Excerpted records =>
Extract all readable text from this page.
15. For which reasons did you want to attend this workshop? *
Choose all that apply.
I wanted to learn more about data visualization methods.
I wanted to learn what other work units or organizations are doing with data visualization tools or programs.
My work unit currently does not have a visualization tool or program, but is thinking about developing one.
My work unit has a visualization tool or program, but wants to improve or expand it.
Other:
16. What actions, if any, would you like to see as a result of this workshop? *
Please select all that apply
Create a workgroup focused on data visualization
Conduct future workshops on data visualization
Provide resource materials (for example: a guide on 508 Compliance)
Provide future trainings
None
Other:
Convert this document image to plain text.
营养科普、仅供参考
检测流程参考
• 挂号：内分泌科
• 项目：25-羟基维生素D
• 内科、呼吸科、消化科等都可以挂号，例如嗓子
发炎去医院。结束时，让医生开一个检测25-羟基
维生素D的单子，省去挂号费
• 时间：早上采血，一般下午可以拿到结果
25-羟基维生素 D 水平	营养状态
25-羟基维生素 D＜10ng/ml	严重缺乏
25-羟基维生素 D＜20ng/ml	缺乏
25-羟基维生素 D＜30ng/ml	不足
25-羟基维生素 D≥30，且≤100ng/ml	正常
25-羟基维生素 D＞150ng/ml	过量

What needs to be done => Of the lines in the material, how many contain the word "that"? Reply with the number and nothing else.

Response for this exercise => 2